===== Material supplied

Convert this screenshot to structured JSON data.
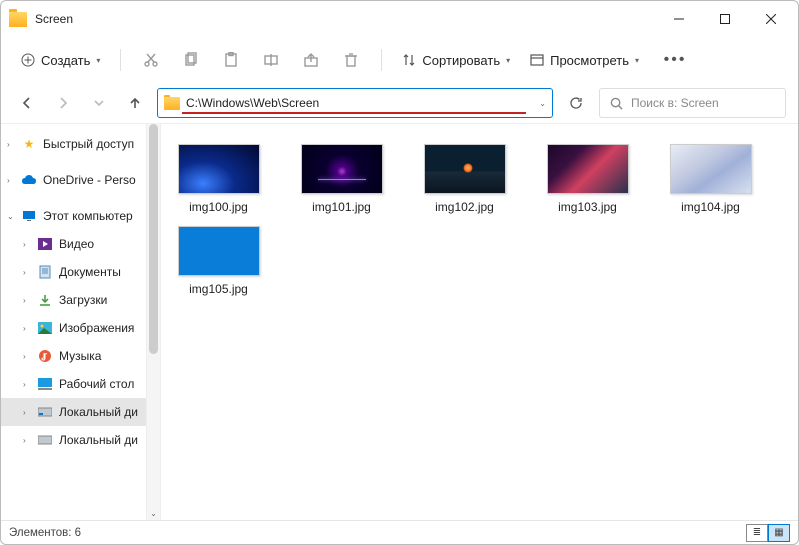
{
  "window": {
    "title": "Screen"
  },
  "toolbar": {
    "create": "Создать",
    "sort": "Сортировать",
    "view": "Просмотреть"
  },
  "address": {
    "path": "C:\\Windows\\Web\\Screen"
  },
  "search": {
    "placeholder": "Поиск в: Screen"
  },
  "sidebar": {
    "quick": "Быстрый доступ",
    "onedrive": "OneDrive - Perso",
    "pc": "Этот компьютер",
    "video": "Видео",
    "docs": "Документы",
    "downloads": "Загрузки",
    "pictures": "Изображения",
    "music": "Музыка",
    "desktop": "Рабочий стол",
    "disk1": "Локальный ди",
    "disk2": "Локальный ди"
  },
  "files": [
    {
      "name": "img100.jpg",
      "css": "i100"
    },
    {
      "name": "img101.jpg",
      "css": "i101"
    },
    {
      "name": "img102.jpg",
      "css": "i102"
    },
    {
      "name": "img103.jpg",
      "css": "i103"
    },
    {
      "name": "img104.jpg",
      "css": "i104"
    },
    {
      "name": "img105.jpg",
      "css": "i105"
    }
  ],
  "status": {
    "count_label": "Элементов: 6"
  }
}
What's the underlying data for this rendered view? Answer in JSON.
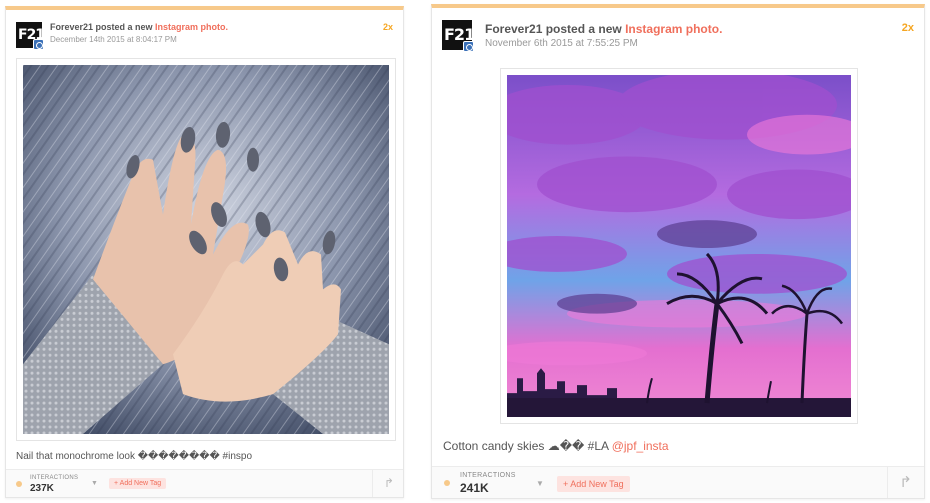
{
  "posts": [
    {
      "author": "Forever21",
      "action": " posted a new ",
      "link": "Instagram photo.",
      "timestamp": "December 14th 2015 at 8:04:17 PM",
      "multiplier": "2x",
      "logo_text": "F21",
      "photo_alt": "hands with grey nail polish on blue fur",
      "caption": "Nail that monochrome look �������� #inspo",
      "mention": "",
      "interactions_label": "INTERACTIONS",
      "interactions_value": "237K",
      "add_tag_label": "+ Add New Tag"
    },
    {
      "author": "Forever21",
      "action": " posted a new ",
      "link": "Instagram photo.",
      "timestamp": "November 6th 2015 at 7:55:25 PM",
      "multiplier": "2x",
      "logo_text": "F21",
      "photo_alt": "pink and purple sunset sky with palm trees over LA skyline",
      "caption": "Cotton candy skies ☁�� #LA ",
      "mention": "@jpf_insta",
      "interactions_label": "INTERACTIONS",
      "interactions_value": "241K",
      "add_tag_label": "+ Add New Tag"
    }
  ],
  "colors": {
    "accent": "#f06f5c",
    "top_border": "#f7c98a",
    "multiplier": "#f5a623",
    "tag_bg": "#fde3e0"
  },
  "icons": {
    "dropdown": "chevron-down-icon",
    "share": "share-icon",
    "platform": "instagram-icon"
  }
}
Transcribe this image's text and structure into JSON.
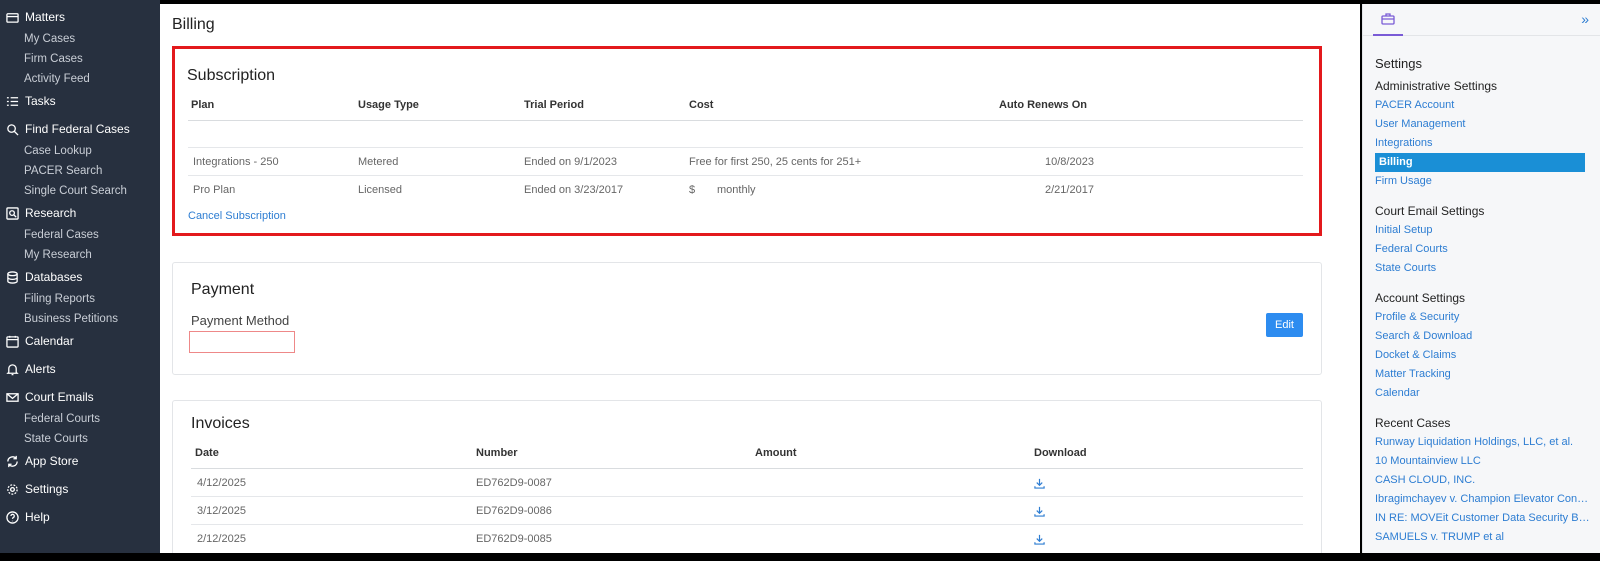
{
  "sidebar": {
    "sections": [
      {
        "label": "Matters",
        "icon": "folder-icon",
        "items": [
          "My Cases",
          "Firm Cases",
          "Activity Feed"
        ]
      },
      {
        "label": "Tasks",
        "icon": "tasks-icon",
        "items": []
      },
      {
        "label": "Find Federal Cases",
        "icon": "search-icon",
        "items": [
          "Case Lookup",
          "PACER Search",
          "Single Court Search"
        ]
      },
      {
        "label": "Research",
        "icon": "research-icon",
        "items": [
          "Federal Cases",
          "My Research"
        ]
      },
      {
        "label": "Databases",
        "icon": "database-icon",
        "items": [
          "Filing Reports",
          "Business Petitions"
        ]
      },
      {
        "label": "Calendar",
        "icon": "calendar-icon",
        "items": []
      },
      {
        "label": "Alerts",
        "icon": "bell-icon",
        "items": []
      },
      {
        "label": "Court Emails",
        "icon": "mail-icon",
        "items": [
          "Federal Courts",
          "State Courts"
        ]
      },
      {
        "label": "App Store",
        "icon": "refresh-icon",
        "items": []
      },
      {
        "label": "Settings",
        "icon": "gear-icon",
        "items": []
      },
      {
        "label": "Help",
        "icon": "help-icon",
        "items": []
      }
    ]
  },
  "main": {
    "title": "Billing",
    "subscription": {
      "title": "Subscription",
      "headers": [
        "Plan",
        "Usage Type",
        "Trial Period",
        "Cost",
        "Auto Renews On"
      ],
      "rows": [
        {
          "plan": "Integrations - 250",
          "usage": "Metered",
          "trial": "Ended on 9/1/2023",
          "cost": "Free for first 250, 25 cents for 251+",
          "cost_extra": "",
          "renews": "10/8/2023"
        },
        {
          "plan": "Pro Plan",
          "usage": "Licensed",
          "trial": "Ended on 3/23/2017",
          "cost": "$",
          "cost_extra": "monthly",
          "renews": "2/21/2017"
        }
      ],
      "cancel_label": "Cancel Subscription"
    },
    "payment": {
      "title": "Payment",
      "method_label": "Payment Method",
      "edit_label": "Edit"
    },
    "invoices": {
      "title": "Invoices",
      "headers": [
        "Date",
        "Number",
        "Amount",
        "Download"
      ],
      "rows": [
        {
          "date": "4/12/2025",
          "number": "ED762D9-0087",
          "amount": ""
        },
        {
          "date": "3/12/2025",
          "number": "ED762D9-0086",
          "amount": ""
        },
        {
          "date": "2/12/2025",
          "number": "ED762D9-0085",
          "amount": ""
        }
      ]
    }
  },
  "right_panel": {
    "title": "Settings",
    "groups": [
      {
        "heading": "Administrative Settings",
        "links": [
          "PACER Account",
          "User Management",
          "Integrations",
          "Billing",
          "Firm Usage"
        ],
        "active": "Billing"
      },
      {
        "heading": "Court Email Settings",
        "links": [
          "Initial Setup",
          "Federal Courts",
          "State Courts"
        ]
      },
      {
        "heading": "Account Settings",
        "links": [
          "Profile & Security",
          "Search & Download",
          "Docket & Claims",
          "Matter Tracking",
          "Calendar"
        ]
      },
      {
        "heading": "Recent Cases",
        "links": [
          "Runway Liquidation Holdings, LLC, et al.",
          "10 Mountainview LLC",
          "CASH CLOUD, INC.",
          "Ibragimchayev v. Champion Elevator Const...",
          "IN RE: MOVEit Customer Data Security Bre...",
          "SAMUELS v. TRUMP et al"
        ]
      }
    ]
  },
  "colors": {
    "sidebar_bg": "#27303f",
    "accent": "#2d7dd2",
    "active_link_bg": "#1a8fd6",
    "highlight_border": "#e3191c",
    "button_bg": "#2d8cf0"
  }
}
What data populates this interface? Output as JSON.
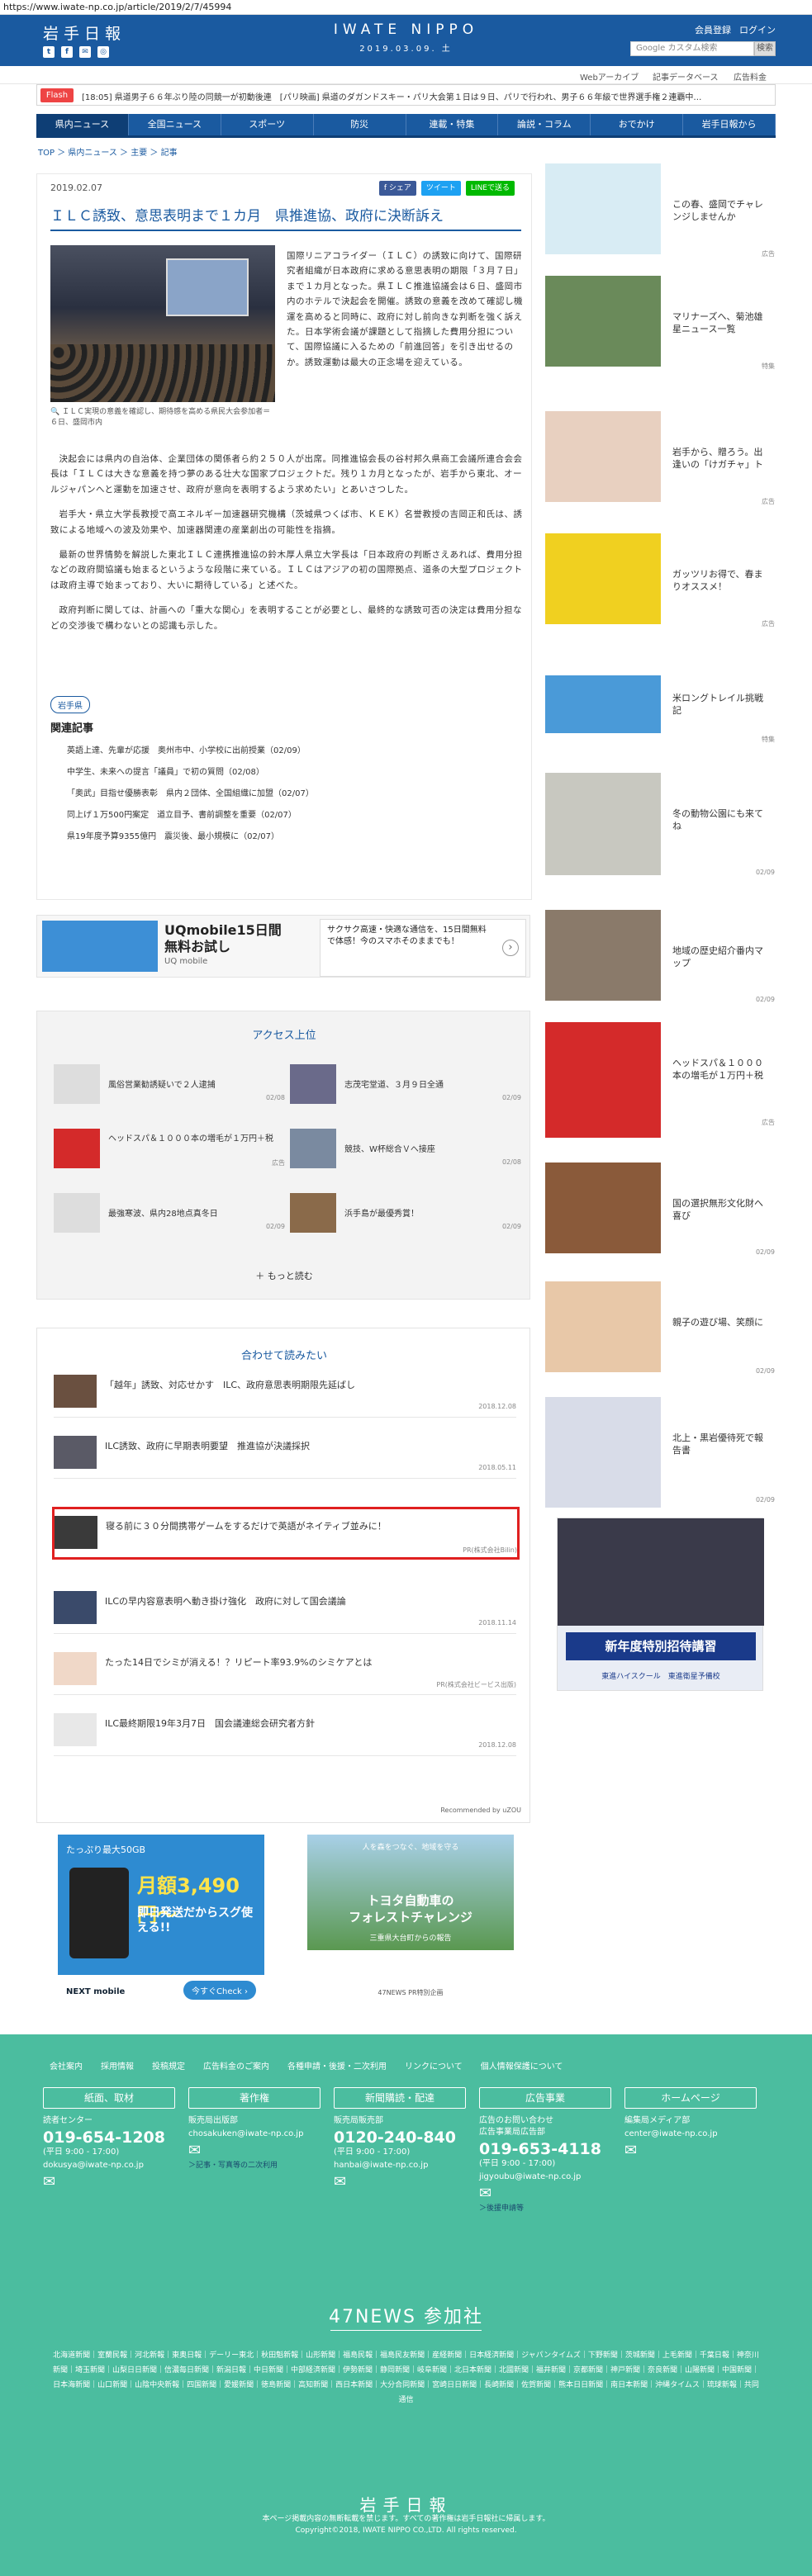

==========

Extract from the data every line where "What" shows up.

What's the underlying data for this rendered view? Answer in JSON.
What data populates this interface? Output as JSON.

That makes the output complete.